▶ [Required task] Filter the data for lines with the word "this", then copy every line so identified.

▶ [Provided data]
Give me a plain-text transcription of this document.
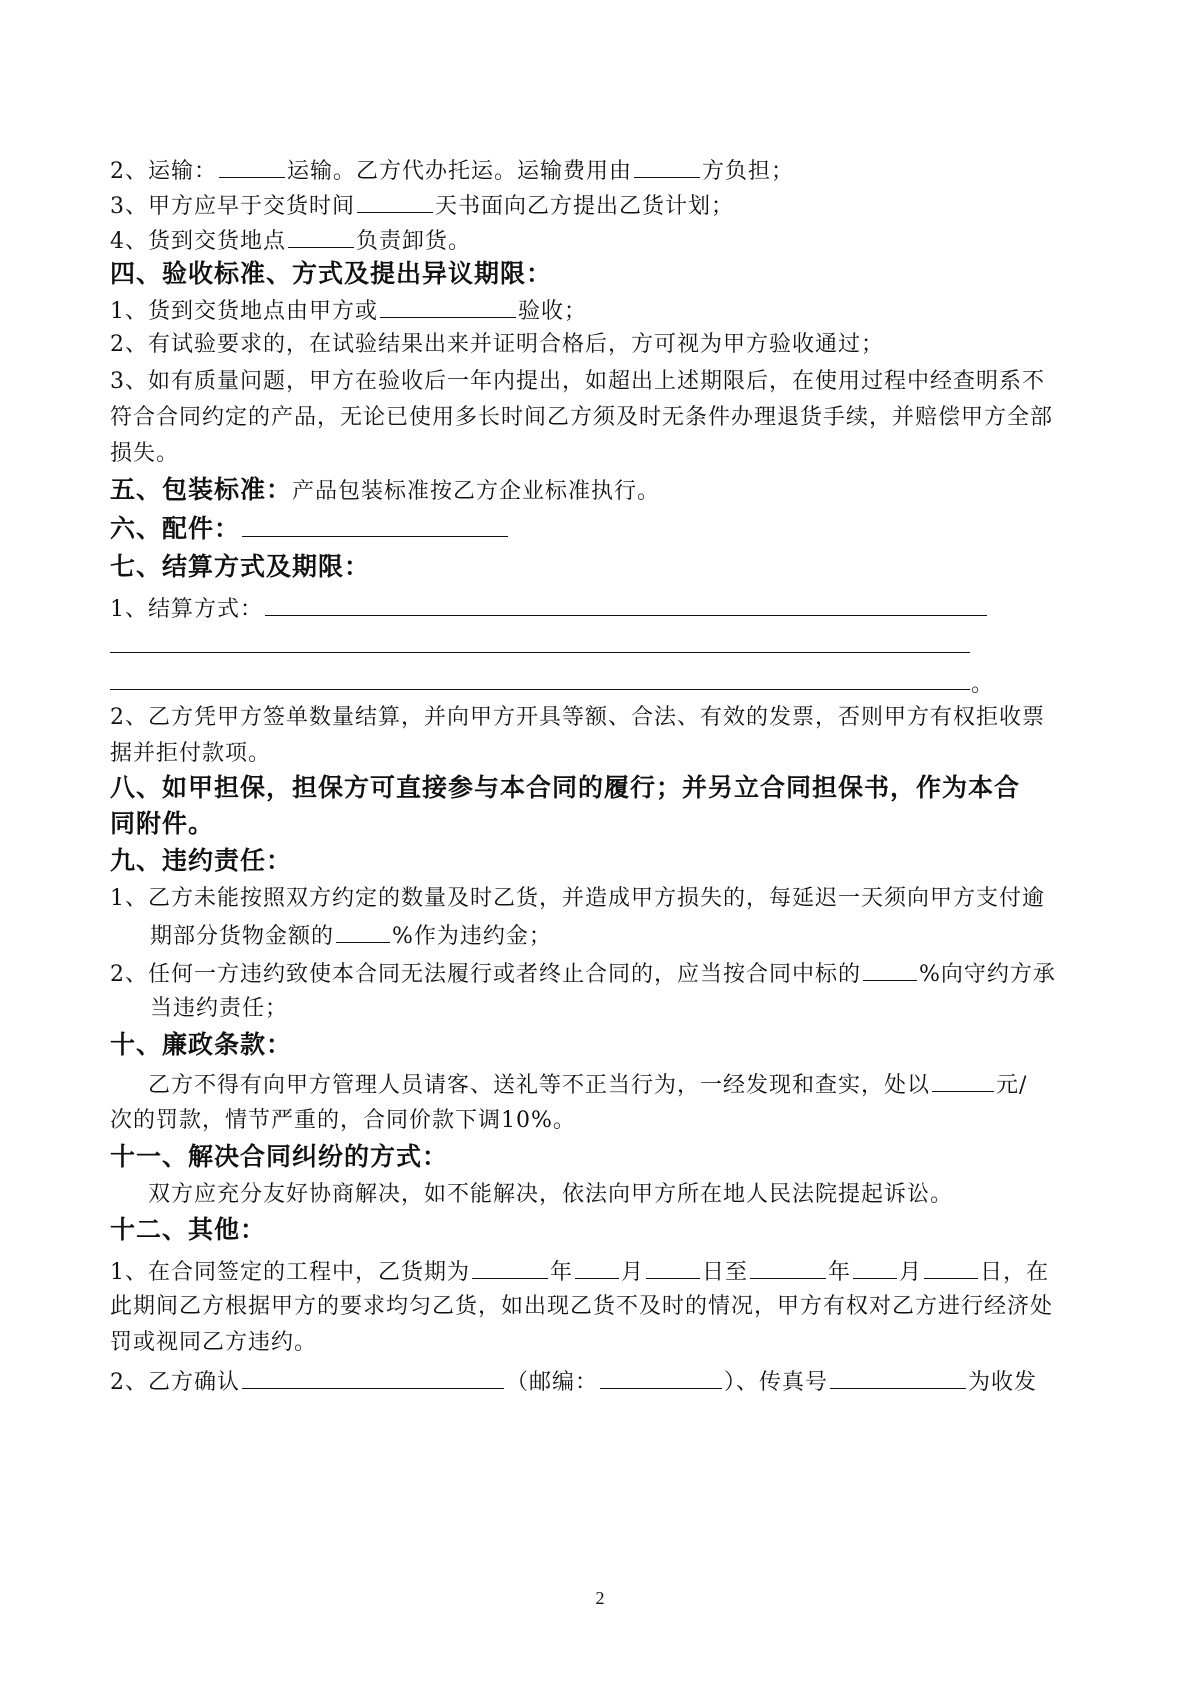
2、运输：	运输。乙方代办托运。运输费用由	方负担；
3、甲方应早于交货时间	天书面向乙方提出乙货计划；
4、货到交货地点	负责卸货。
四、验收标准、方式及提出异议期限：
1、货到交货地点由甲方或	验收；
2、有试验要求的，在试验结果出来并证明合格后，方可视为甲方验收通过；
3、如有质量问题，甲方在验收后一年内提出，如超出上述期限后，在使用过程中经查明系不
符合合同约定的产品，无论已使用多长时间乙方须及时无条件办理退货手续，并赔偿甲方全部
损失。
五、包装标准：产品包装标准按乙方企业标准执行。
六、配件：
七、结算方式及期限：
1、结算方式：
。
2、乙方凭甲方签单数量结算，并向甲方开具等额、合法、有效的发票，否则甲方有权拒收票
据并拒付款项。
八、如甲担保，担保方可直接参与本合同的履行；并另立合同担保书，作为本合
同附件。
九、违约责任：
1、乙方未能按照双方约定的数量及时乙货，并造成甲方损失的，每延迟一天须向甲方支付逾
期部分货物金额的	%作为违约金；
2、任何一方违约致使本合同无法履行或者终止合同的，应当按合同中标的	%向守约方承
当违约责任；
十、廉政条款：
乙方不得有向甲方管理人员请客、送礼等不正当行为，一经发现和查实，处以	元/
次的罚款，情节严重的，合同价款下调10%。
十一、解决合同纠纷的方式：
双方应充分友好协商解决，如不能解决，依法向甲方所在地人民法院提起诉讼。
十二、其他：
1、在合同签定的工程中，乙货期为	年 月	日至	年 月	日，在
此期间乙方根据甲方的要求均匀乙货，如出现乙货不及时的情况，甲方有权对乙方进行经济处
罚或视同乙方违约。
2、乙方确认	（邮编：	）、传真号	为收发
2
==
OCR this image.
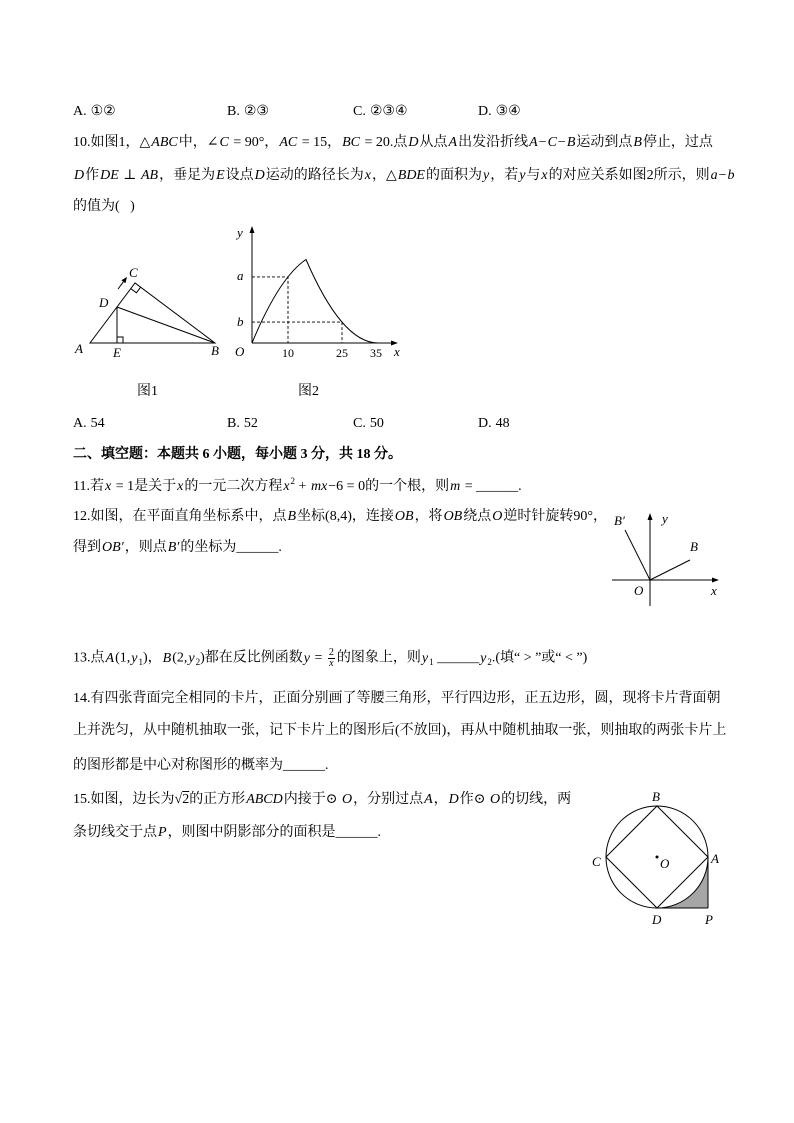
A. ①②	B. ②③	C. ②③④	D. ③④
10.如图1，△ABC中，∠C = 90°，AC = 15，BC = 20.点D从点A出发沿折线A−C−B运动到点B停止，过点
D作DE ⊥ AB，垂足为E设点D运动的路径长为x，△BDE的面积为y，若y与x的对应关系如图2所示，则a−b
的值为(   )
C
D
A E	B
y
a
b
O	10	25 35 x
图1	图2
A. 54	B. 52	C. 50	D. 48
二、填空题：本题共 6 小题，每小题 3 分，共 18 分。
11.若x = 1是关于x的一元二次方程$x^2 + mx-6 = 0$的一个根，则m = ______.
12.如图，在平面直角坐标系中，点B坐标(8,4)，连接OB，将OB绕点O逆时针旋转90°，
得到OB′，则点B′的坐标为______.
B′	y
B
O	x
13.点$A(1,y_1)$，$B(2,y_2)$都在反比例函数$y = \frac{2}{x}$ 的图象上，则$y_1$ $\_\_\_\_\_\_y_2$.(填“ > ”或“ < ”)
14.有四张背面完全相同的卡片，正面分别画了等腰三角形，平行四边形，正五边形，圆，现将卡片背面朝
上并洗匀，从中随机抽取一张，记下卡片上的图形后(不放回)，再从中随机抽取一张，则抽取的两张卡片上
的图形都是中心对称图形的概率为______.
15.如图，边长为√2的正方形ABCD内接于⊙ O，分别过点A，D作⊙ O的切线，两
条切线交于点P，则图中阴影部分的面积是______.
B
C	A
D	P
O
---
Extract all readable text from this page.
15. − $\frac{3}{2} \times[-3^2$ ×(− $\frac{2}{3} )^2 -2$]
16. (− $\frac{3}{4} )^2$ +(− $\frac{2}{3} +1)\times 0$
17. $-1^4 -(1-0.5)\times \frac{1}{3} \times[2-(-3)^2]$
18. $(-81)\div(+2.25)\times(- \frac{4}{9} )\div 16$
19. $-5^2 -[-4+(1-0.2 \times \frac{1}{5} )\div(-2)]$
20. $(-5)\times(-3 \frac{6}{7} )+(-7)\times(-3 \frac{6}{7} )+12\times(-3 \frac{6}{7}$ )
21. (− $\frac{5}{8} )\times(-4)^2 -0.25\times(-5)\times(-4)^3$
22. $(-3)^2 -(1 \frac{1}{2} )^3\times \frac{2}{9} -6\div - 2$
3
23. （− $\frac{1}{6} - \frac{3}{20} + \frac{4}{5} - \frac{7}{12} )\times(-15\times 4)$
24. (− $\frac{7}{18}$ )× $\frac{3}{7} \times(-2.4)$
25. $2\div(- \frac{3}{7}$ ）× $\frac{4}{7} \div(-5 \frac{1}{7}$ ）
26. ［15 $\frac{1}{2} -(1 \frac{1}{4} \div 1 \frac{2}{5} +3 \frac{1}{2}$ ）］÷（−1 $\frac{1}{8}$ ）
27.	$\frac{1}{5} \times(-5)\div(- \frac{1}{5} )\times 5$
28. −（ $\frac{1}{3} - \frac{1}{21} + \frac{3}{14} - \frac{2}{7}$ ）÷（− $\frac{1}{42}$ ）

▶ [Result of the exercise]
Give me a plain-text transcription of this document.
OCR this image.
Extract all readable text from this page.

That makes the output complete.